--- Materials provided ---

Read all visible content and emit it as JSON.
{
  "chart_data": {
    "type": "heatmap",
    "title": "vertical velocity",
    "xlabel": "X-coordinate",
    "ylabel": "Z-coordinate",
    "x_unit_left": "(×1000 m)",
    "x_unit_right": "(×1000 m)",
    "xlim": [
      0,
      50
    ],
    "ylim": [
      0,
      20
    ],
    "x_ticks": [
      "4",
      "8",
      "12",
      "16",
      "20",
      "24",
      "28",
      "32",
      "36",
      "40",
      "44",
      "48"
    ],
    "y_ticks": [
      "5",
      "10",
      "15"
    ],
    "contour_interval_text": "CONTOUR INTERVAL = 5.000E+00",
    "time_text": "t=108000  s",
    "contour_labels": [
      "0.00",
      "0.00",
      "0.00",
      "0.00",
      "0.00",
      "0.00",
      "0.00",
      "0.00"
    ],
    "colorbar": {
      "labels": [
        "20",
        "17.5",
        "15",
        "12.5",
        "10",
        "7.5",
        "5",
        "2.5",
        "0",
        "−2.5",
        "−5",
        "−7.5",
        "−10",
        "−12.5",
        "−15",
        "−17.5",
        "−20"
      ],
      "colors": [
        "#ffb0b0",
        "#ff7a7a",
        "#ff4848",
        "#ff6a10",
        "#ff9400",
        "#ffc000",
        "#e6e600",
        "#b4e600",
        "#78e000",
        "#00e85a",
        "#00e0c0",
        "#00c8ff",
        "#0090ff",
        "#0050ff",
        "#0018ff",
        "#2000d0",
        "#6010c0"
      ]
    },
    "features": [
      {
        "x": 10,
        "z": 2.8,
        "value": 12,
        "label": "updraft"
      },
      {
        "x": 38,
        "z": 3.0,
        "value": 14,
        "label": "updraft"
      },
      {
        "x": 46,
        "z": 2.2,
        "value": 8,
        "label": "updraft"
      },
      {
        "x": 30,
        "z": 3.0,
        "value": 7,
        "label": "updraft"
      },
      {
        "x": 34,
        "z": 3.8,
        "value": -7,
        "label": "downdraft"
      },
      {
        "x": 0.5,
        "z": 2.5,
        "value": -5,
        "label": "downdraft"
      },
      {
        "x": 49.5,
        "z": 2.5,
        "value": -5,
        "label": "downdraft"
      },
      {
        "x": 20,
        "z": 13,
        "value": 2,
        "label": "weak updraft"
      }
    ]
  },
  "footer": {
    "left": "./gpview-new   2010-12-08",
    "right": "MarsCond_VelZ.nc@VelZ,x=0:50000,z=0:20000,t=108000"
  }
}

---

- **Exercise details**
Write out every entry word for word.

- **Expected answer**
Read all visible content and emit it as JSON.
{
  "chart_data": {
    "type": "heatmap",
    "title": "vertical velocity",
    "xlabel": "X-coordinate",
    "ylabel": "Z-coordinate",
    "x_unit_left": "(×1000 m)",
    "x_unit_right": "(×1000 m)",
    "xlim": [
      0,
      50
    ],
    "ylim": [
      0,
      20
    ],
    "x_ticks": [
      "4",
      "8",
      "12",
      "16",
      "20",
      "24",
      "28",
      "32",
      "36",
      "40",
      "44",
      "48"
    ],
    "y_ticks": [
      "5",
      "10",
      "15"
    ],
    "contour_interval_text": "CONTOUR INTERVAL = 5.000E+00",
    "time_text": "t=108000  s",
    "contour_labels": [
      "0.00",
      "0.00",
      "0.00",
      "0.00",
      "0.00",
      "0.00",
      "0.00",
      "0.00"
    ],
    "colorbar": {
      "labels": [
        "20",
        "17.5",
        "15",
        "12.5",
        "10",
        "7.5",
        "5",
        "2.5",
        "0",
        "−2.5",
        "−5",
        "−7.5",
        "−10",
        "−12.5",
        "−15",
        "−17.5",
        "−20"
      ],
      "colors": [
        "#ffb0b0",
        "#ff7a7a",
        "#ff4848",
        "#ff6a10",
        "#ff9400",
        "#ffc000",
        "#e6e600",
        "#b4e600",
        "#78e000",
        "#00e85a",
        "#00e0c0",
        "#00c8ff",
        "#0090ff",
        "#0050ff",
        "#0018ff",
        "#2000d0",
        "#6010c0"
      ]
    },
    "features": [
      {
        "x": 10,
        "z": 2.8,
        "value": 12,
        "label": "updraft"
      },
      {
        "x": 38,
        "z": 3.0,
        "value": 14,
        "label": "updraft"
      },
      {
        "x": 46,
        "z": 2.2,
        "value": 8,
        "label": "updraft"
      },
      {
        "x": 30,
        "z": 3.0,
        "value": 7,
        "label": "updraft"
      },
      {
        "x": 34,
        "z": 3.8,
        "value": -7,
        "label": "downdraft"
      },
      {
        "x": 0.5,
        "z": 2.5,
        "value": -5,
        "label": "downdraft"
      },
      {
        "x": 49.5,
        "z": 2.5,
        "value": -5,
        "label": "downdraft"
      },
      {
        "x": 20,
        "z": 13,
        "value": 2,
        "label": "weak updraft"
      }
    ]
  },
  "footer": {
    "left": "./gpview-new   2010-12-08",
    "right": "MarsCond_VelZ.nc@VelZ,x=0:50000,z=0:20000,t=108000"
  }
}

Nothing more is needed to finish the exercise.